■ Directions ■
Go through the records underneath and write each one out again exactly.

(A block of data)
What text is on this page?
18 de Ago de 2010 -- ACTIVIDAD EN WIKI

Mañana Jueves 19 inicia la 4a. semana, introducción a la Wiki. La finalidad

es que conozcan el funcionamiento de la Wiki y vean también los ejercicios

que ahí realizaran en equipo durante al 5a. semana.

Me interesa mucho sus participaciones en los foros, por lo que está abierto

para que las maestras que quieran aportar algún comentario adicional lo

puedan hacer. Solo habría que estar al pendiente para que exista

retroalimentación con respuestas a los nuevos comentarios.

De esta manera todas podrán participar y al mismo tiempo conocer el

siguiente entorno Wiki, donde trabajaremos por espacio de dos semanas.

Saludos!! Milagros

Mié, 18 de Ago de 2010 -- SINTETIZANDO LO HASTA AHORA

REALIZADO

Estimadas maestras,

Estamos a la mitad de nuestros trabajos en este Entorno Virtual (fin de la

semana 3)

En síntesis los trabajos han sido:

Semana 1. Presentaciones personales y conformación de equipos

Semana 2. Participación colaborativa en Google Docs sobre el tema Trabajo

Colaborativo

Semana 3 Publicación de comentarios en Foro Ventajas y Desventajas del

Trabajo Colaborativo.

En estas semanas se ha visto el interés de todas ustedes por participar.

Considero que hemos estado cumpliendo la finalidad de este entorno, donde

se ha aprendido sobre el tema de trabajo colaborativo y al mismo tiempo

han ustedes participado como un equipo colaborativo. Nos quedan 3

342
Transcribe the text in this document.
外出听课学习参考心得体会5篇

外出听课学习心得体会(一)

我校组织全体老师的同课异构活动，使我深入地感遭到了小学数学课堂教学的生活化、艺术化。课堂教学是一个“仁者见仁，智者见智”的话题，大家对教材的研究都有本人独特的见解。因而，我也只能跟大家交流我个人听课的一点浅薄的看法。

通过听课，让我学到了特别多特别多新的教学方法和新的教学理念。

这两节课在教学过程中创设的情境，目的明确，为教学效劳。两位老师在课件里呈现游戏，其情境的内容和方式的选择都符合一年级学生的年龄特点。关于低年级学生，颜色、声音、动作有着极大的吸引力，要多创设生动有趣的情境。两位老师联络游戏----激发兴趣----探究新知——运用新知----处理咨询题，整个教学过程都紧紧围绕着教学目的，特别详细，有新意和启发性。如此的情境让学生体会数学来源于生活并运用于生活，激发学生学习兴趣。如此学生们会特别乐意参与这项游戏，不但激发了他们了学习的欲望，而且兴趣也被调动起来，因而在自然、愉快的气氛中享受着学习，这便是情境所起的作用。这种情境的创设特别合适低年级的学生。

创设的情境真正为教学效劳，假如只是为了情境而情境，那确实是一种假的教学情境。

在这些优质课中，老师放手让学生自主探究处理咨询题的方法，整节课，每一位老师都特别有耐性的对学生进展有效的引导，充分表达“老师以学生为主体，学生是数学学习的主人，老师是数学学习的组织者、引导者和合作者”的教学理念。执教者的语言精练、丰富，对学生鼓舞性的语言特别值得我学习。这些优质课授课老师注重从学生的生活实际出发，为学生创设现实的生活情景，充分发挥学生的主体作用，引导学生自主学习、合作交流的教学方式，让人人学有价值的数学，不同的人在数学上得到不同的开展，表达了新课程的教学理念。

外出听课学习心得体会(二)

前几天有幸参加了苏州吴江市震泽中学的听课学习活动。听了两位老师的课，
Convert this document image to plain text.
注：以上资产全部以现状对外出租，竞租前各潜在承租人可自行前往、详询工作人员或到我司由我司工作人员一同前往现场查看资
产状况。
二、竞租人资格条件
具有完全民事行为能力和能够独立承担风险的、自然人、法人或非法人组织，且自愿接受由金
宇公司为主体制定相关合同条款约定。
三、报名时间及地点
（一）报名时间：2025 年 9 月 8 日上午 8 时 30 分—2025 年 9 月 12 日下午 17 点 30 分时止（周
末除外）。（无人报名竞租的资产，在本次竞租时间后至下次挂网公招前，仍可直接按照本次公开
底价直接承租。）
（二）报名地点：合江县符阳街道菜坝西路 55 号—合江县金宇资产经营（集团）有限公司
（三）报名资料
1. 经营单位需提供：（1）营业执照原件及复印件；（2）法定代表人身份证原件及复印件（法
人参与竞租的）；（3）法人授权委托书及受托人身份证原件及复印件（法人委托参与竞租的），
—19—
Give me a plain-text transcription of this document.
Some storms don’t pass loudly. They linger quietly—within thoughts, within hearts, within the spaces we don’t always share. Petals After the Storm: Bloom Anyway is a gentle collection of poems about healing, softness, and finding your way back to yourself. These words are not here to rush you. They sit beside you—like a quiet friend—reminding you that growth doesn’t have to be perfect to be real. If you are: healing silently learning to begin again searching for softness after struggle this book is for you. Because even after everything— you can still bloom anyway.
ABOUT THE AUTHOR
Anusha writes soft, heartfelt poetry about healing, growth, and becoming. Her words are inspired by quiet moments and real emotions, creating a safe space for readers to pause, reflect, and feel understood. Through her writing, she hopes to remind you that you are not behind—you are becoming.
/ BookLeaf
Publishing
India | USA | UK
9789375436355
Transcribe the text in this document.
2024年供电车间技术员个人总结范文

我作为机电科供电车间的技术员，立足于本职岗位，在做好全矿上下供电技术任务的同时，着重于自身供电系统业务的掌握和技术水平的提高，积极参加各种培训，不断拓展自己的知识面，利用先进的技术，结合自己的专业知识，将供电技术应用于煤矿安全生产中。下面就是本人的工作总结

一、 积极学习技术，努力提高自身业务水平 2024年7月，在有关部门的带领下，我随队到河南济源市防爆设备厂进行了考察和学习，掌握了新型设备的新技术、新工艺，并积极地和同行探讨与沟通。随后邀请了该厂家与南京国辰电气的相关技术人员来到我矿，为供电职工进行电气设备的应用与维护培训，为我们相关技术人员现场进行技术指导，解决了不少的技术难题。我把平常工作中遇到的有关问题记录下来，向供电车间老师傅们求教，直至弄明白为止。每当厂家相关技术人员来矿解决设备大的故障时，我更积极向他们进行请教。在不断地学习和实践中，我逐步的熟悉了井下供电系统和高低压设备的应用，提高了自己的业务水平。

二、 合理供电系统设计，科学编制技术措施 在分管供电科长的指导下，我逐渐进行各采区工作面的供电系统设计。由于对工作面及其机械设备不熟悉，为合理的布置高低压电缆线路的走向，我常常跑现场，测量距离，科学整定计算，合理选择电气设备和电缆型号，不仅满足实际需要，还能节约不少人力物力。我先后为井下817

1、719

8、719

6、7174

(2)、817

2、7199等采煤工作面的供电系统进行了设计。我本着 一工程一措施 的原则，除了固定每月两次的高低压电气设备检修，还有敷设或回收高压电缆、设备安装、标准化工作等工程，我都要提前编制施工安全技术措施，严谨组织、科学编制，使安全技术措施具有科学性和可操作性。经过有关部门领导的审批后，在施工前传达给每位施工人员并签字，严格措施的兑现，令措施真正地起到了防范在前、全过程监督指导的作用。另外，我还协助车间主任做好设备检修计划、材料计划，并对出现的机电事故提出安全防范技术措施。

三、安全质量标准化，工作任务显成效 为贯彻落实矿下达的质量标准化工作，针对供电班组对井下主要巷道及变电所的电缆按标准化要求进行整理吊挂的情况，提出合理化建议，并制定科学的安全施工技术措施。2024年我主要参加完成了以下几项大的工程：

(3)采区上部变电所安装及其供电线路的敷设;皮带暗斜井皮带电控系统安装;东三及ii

■ Problem solution ■
What text is on this page?
18 de Ago de 2010 -- ACTIVIDAD EN WIKI

Mañana Jueves 19 inicia la 4a. semana, introducción a la Wiki. La finalidad

es que conozcan el funcionamiento de la Wiki y vean también los ejercicios

que ahí realizaran en equipo durante al 5a. semana.

Me interesa mucho sus participaciones en los foros, por lo que está abierto

para que las maestras que quieran aportar algún comentario adicional lo

puedan hacer. Solo habría que estar al pendiente para que exista

retroalimentación con respuestas a los nuevos comentarios.

De esta manera todas podrán participar y al mismo tiempo conocer el

siguiente entorno Wiki, donde trabajaremos por espacio de dos semanas.

Saludos!! Milagros

Mié, 18 de Ago de 2010 -- SINTETIZANDO LO HASTA AHORA

REALIZADO

Estimadas maestras,

Estamos a la mitad de nuestros trabajos en este Entorno Virtual (fin de la

semana 3)

En síntesis los trabajos han sido:

Semana 1. Presentaciones personales y conformación de equipos

Semana 2. Participación colaborativa en Google Docs sobre el tema Trabajo

Colaborativo

Semana 3 Publicación de comentarios en Foro Ventajas y Desventajas del

Trabajo Colaborativo.

En estas semanas se ha visto el interés de todas ustedes por participar.

Considero que hemos estado cumpliendo la finalidad de este entorno, donde

se ha aprendido sobre el tema de trabajo colaborativo y al mismo tiempo

han ustedes participado como un equipo colaborativo. Nos quedan 3

342
Transcribe the text in this document.
外出听课学习参考心得体会5篇

外出听课学习心得体会(一)

我校组织全体老师的同课异构活动，使我深入地感遭到了小学数学课堂教学的生活化、艺术化。课堂教学是一个“仁者见仁，智者见智”的话题，大家对教材的研究都有本人独特的见解。因而，我也只能跟大家交流我个人听课的一点浅薄的看法。

通过听课，让我学到了特别多特别多新的教学方法和新的教学理念。

这两节课在教学过程中创设的情境，目的明确，为教学效劳。两位老师在课件里呈现游戏，其情境的内容和方式的选择都符合一年级学生的年龄特点。关于低年级学生，颜色、声音、动作有着极大的吸引力，要多创设生动有趣的情境。两位老师联络游戏----激发兴趣----探究新知——运用新知----处理咨询题，整个教学过程都紧紧围绕着教学目的，特别详细，有新意和启发性。如此的情境让学生体会数学来源于生活并运用于生活，激发学生学习兴趣。如此学生们会特别乐意参与这项游戏，不但激发了他们了学习的欲望，而且兴趣也被调动起来，因而在自然、愉快的气氛中享受着学习，这便是情境所起的作用。这种情境的创设特别合适低年级的学生。

创设的情境真正为教学效劳，假如只是为了情境而情境，那确实是一种假的教学情境。

在这些优质课中，老师放手让学生自主探究处理咨询题的方法，整节课，每一位老师都特别有耐性的对学生进展有效的引导，充分表达“老师以学生为主体，学生是数学学习的主人，老师是数学学习的组织者、引导者和合作者”的教学理念。执教者的语言精练、丰富，对学生鼓舞性的语言特别值得我学习。这些优质课授课老师注重从学生的生活实际出发，为学生创设现实的生活情景，充分发挥学生的主体作用，引导学生自主学习、合作交流的教学方式，让人人学有价值的数学，不同的人在数学上得到不同的开展，表达了新课程的教学理念。

外出听课学习心得体会(二)

前几天有幸参加了苏州吴江市震泽中学的听课学习活动。听了两位老师的课，
Convert this document image to plain text.
注：以上资产全部以现状对外出租，竞租前各潜在承租人可自行前往、详询工作人员或到我司由我司工作人员一同前往现场查看资
产状况。
二、竞租人资格条件
具有完全民事行为能力和能够独立承担风险的、自然人、法人或非法人组织，且自愿接受由金
宇公司为主体制定相关合同条款约定。
三、报名时间及地点
（一）报名时间：2025 年 9 月 8 日上午 8 时 30 分—2025 年 9 月 12 日下午 17 点 30 分时止（周
末除外）。（无人报名竞租的资产，在本次竞租时间后至下次挂网公招前，仍可直接按照本次公开
底价直接承租。）
（二）报名地点：合江县符阳街道菜坝西路 55 号—合江县金宇资产经营（集团）有限公司
（三）报名资料
1. 经营单位需提供：（1）营业执照原件及复印件；（2）法定代表人身份证原件及复印件（法
人参与竞租的）；（3）法人授权委托书及受托人身份证原件及复印件（法人委托参与竞租的），
—19—
Give me a plain-text transcription of this document.
Some storms don’t pass loudly. They linger quietly—within thoughts, within hearts, within the spaces we don’t always share. Petals After the Storm: Bloom Anyway is a gentle collection of poems about healing, softness, and finding your way back to yourself. These words are not here to rush you. They sit beside you—like a quiet friend—reminding you that growth doesn’t have to be perfect to be real. If you are: healing silently learning to begin again searching for softness after struggle this book is for you. Because even after everything— you can still bloom anyway.
ABOUT THE AUTHOR
Anusha writes soft, heartfelt poetry about healing, growth, and becoming. Her words are inspired by quiet moments and real emotions, creating a safe space for readers to pause, reflect, and feel understood. Through her writing, she hopes to remind you that you are not behind—you are becoming.
/ BookLeaf
Publishing
India | USA | UK
9789375436355
Transcribe the text in this document.
2024年供电车间技术员个人总结范文

我作为机电科供电车间的技术员，立足于本职岗位，在做好全矿上下供电技术任务的同时，着重于自身供电系统业务的掌握和技术水平的提高，积极参加各种培训，不断拓展自己的知识面，利用先进的技术，结合自己的专业知识，将供电技术应用于煤矿安全生产中。下面就是本人的工作总结

一、 积极学习技术，努力提高自身业务水平 2024年7月，在有关部门的带领下，我随队到河南济源市防爆设备厂进行了考察和学习，掌握了新型设备的新技术、新工艺，并积极地和同行探讨与沟通。随后邀请了该厂家与南京国辰电气的相关技术人员来到我矿，为供电职工进行电气设备的应用与维护培训，为我们相关技术人员现场进行技术指导，解决了不少的技术难题。我把平常工作中遇到的有关问题记录下来，向供电车间老师傅们求教，直至弄明白为止。每当厂家相关技术人员来矿解决设备大的故障时，我更积极向他们进行请教。在不断地学习和实践中，我逐步的熟悉了井下供电系统和高低压设备的应用，提高了自己的业务水平。

二、 合理供电系统设计，科学编制技术措施 在分管供电科长的指导下，我逐渐进行各采区工作面的供电系统设计。由于对工作面及其机械设备不熟悉，为合理的布置高低压电缆线路的走向，我常常跑现场，测量距离，科学整定计算，合理选择电气设备和电缆型号，不仅满足实际需要，还能节约不少人力物力。我先后为井下817

1、719

8、719

6、7174

(2)、817

2、7199等采煤工作面的供电系统进行了设计。我本着 一工程一措施 的原则，除了固定每月两次的高低压电气设备检修，还有敷设或回收高压电缆、设备安装、标准化工作等工程，我都要提前编制施工安全技术措施，严谨组织、科学编制，使安全技术措施具有科学性和可操作性。经过有关部门领导的审批后，在施工前传达给每位施工人员并签字，严格措施的兑现，令措施真正地起到了防范在前、全过程监督指导的作用。另外，我还协助车间主任做好设备检修计划、材料计划，并对出现的机电事故提出安全防范技术措施。

三、安全质量标准化，工作任务显成效 为贯彻落实矿下达的质量标准化工作，针对供电班组对井下主要巷道及变电所的电缆按标准化要求进行整理吊挂的情况，提出合理化建议，并制定科学的安全施工技术措施。2024年我主要参加完成了以下几项大的工程：

(3)采区上部变电所安装及其供电线路的敷设;皮带暗斜井皮带电控系统安装;东三及ii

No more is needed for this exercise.